## Task to complete:
Every record should be repeated exactly, except that pictures are left out.

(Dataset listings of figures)

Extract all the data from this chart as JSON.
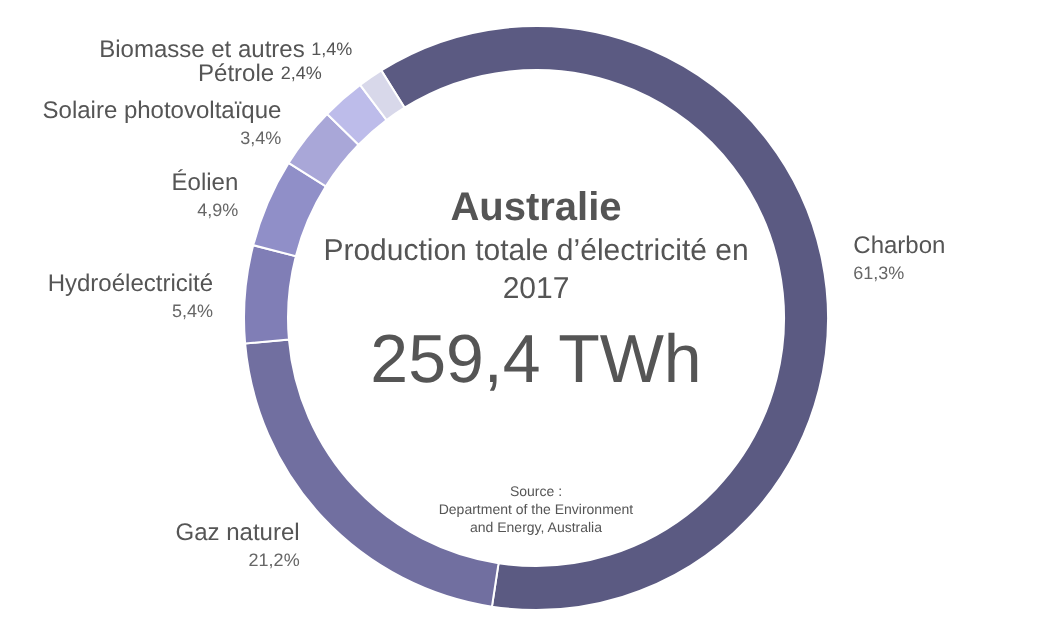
{
  "chart_data": {
    "type": "donut",
    "title": "Australie",
    "subtitle": "Production totale d’électricité en 2017",
    "annotations": [
      "259,4 TWh",
      "Source :\nDepartment of the Environment\nand Energy, Australia"
    ],
    "categories": [
      "Charbon",
      "Gaz naturel",
      "Hydroélectricité",
      "Éolien",
      "Solaire photovoltaïque",
      "Pétrole",
      "Biomasse et autres"
    ],
    "values": [
      61.3,
      21.2,
      5.4,
      4.9,
      3.4,
      2.4,
      1.4
    ],
    "value_labels": [
      "61,3%",
      "21,2%",
      "5,4%",
      "4,9%",
      "3,4%",
      "2,4%",
      "1,4%"
    ],
    "colors": [
      "#5b5a82",
      "#716fa0",
      "#807eb6",
      "#908fc8",
      "#a9a7d8",
      "#bdbcea",
      "#d8d8ea"
    ]
  }
}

## Response:
Extract all the data from this chart as JSON.
{
  "chart_data": {
    "type": "donut",
    "title": "Australie",
    "subtitle": "Production totale d’électricité en 2017",
    "annotations": [
      "259,4 TWh",
      "Source :\nDepartment of the Environment\nand Energy, Australia"
    ],
    "categories": [
      "Charbon",
      "Gaz naturel",
      "Hydroélectricité",
      "Éolien",
      "Solaire photovoltaïque",
      "Pétrole",
      "Biomasse et autres"
    ],
    "values": [
      61.3,
      21.2,
      5.4,
      4.9,
      3.4,
      2.4,
      1.4
    ],
    "value_labels": [
      "61,3%",
      "21,2%",
      "5,4%",
      "4,9%",
      "3,4%",
      "2,4%",
      "1,4%"
    ],
    "colors": [
      "#5b5a82",
      "#716fa0",
      "#807eb6",
      "#908fc8",
      "#a9a7d8",
      "#bdbcea",
      "#d8d8ea"
    ]
  }
}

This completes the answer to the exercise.